**Aim A:** Name each method that the research framework in the PLES passage below is built on.

**Extract to read:**
--- Begin ---

Further strengthen the efforts of ecological restoration and protection. In this research, the comparison of scenarios revealed that limiting city size at the expense of economic development alone cannot fundamentally alleviate the huge loss of ESV brought about by urbanization. It is necessary to consolidate ecological restoration projects in order to achieve the overall stability of regional ecological quality. The government should pay attention to the protection and recovery of ecological high-pressure areas such as wetlands, rivers, and forests, and carry out the redevelopment and reuse of inefficient or unused land according to the conditions of local land resources. At the same time, the urban ecological problems caused by a monolithic living space need to be alleviated and the quality of ecological services in built-up areas needs to be upgraded by means of optimizing the layout of green spaces and bringing up the total amount and quality of green spaces in built-up areas.

4.4. Applicability and Limitations

PLES is a new concept that has been proposed in China in recent years in response to sustainable development needs and functional zoning of territorial space. This concept aims to establish sustainable urban spatial systems and shares similarities with some of the concepts in modern Western urban spatial planning [15,37]. This study conducted a dynamic assessment of ESV from a PLES perspective and proposed a research framework based on the Markov chain, the PLUS model, and the equivalent factor method, which can help decision-makers to develop land reform programs from a macro perspective and provide a new direction to support sustainable land resource management. The spatial mapping and transfer matrix were first used to clarify the spatial and temporal variation characteristics of PLES in Haikou over the past decade. Then, corresponding scenario simulations based on different economic and ecological objectives were carried out to compare the similarities and differences of PLES development trends under different scenarios. Finally, the equivalent factor method was used to achieve the quantification of ecosystem services at different stages and clarify the ecological resource conditions of the region, which was used as a reference for the optimal spatial allocation of the city. Compared with existing studies, the regional land resource simulation and optimization method combining PLES and ESV on the one hand can analyze the impact of spatial functional imbalance on the ecological environment from a macroscopic perspective, and on the other hand can provide a basis for spatial planning for the land department, which has practical application value.

--- End ---

**Records shown:**

--- Begin ---

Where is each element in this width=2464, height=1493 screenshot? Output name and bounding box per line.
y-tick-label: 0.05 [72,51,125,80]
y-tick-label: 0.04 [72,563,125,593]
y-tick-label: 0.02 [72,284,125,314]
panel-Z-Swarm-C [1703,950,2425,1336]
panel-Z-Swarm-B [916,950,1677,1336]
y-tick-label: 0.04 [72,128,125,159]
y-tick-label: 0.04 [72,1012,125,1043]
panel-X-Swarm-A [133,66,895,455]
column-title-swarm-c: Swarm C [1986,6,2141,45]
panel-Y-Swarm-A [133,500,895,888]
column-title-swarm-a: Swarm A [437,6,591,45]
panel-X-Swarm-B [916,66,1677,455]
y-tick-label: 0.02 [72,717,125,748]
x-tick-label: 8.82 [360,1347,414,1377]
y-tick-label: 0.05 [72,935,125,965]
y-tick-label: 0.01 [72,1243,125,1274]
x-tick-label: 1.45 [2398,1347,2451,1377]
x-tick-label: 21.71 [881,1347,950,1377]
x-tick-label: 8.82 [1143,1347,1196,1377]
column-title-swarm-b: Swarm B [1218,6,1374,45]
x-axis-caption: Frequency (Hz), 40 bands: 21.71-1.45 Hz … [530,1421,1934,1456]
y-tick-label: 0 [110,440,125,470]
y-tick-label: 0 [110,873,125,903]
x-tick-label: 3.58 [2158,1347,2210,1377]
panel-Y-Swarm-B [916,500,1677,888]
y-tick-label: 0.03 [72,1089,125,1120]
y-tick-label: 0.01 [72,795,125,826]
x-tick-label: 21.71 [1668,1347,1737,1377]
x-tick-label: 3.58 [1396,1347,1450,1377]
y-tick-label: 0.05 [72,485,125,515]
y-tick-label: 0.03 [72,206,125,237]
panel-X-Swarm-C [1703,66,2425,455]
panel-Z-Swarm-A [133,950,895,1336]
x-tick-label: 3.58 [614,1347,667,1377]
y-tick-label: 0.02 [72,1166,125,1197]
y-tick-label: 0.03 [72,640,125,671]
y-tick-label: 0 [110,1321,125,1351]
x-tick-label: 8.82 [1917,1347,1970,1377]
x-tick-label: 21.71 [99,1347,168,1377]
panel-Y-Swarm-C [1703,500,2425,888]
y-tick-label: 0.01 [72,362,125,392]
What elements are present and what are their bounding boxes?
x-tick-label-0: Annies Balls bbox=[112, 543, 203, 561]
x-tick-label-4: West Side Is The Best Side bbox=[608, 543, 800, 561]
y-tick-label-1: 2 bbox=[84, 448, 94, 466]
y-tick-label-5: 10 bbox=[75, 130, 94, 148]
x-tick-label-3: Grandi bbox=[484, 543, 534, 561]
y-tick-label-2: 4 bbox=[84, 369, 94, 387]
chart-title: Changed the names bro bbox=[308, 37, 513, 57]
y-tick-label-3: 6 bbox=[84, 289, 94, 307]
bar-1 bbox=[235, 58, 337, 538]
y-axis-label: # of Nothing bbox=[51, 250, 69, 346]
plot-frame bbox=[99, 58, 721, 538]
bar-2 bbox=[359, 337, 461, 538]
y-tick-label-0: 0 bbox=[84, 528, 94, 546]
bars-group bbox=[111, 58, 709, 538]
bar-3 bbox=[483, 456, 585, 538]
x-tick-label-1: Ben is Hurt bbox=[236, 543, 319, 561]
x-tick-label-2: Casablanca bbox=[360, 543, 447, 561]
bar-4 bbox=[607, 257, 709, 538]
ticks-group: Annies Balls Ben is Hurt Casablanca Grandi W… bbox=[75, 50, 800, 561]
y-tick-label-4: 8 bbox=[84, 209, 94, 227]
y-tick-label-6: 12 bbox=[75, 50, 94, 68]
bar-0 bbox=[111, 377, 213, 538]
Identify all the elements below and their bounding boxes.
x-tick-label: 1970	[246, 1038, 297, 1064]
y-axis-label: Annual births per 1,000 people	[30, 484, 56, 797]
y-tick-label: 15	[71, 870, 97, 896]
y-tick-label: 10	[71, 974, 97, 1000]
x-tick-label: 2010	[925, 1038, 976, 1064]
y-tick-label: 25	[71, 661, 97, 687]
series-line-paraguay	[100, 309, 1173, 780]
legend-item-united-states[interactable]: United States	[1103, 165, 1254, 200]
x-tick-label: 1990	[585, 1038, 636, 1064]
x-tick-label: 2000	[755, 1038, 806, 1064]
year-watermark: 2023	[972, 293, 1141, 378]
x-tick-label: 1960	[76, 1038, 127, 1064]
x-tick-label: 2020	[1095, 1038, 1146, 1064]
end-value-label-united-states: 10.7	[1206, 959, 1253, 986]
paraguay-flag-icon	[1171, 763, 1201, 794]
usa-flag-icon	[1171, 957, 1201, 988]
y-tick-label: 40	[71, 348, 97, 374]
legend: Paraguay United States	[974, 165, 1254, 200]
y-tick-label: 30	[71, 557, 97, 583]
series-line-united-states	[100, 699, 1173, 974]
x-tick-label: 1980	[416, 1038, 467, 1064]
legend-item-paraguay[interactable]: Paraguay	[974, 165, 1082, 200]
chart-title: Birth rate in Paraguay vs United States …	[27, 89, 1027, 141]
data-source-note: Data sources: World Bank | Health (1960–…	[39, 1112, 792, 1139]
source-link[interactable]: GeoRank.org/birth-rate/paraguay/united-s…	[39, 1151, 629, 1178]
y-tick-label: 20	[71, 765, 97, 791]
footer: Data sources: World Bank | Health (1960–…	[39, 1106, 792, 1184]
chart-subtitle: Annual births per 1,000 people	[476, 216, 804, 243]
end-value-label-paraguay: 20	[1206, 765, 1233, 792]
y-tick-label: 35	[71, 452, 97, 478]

--- End ---

**Aim B:** Copy the listing word for word, from its first line up to and including the line with "panel-Y-Swarm-B [916,500,1677,888]".

**Exercise output A:**
the Markov chain
the PLUS model
the equivalent factor method

**Exercise output B:**
Where is each element in this width=2464, height=1493 screenshot? Output name and bounding box per line.
y-tick-label: 0.05 [72,51,125,80]
y-tick-label: 0.04 [72,563,125,593]
y-tick-label: 0.02 [72,284,125,314]
panel-Z-Swarm-C [1703,950,2425,1336]
panel-Z-Swarm-B [916,950,1677,1336]
y-tick-label: 0.04 [72,128,125,159]
y-tick-label: 0.04 [72,1012,125,1043]
panel-X-Swarm-A [133,66,895,455]
column-title-swarm-c: Swarm C [1986,6,2141,45]
panel-Y-Swarm-A [133,500,895,888]
column-title-swarm-a: Swarm A [437,6,591,45]
panel-X-Swarm-B [916,66,1677,455]
y-tick-label: 0.02 [72,717,125,748]
x-tick-label: 8.82 [360,1347,414,1377]
y-tick-label: 0.05 [72,935,125,965]
y-tick-label: 0.01 [72,1243,125,1274]
x-tick-label: 1.45 [2398,1347,2451,1377]
x-tick-label: 21.71 [881,1347,950,1377]
x-tick-label: 8.82 [1143,1347,1196,1377]
column-title-swarm-b: Swarm B [1218,6,1374,45]
x-axis-caption: Frequency (Hz), 40 bands: 21.71-1.45 Hz … [530,1421,1934,1456]
y-tick-label: 0 [110,440,125,470]
y-tick-label: 0 [110,873,125,903]
x-tick-label: 3.58 [2158,1347,2210,1377]
panel-Y-Swarm-B [916,500,1677,888]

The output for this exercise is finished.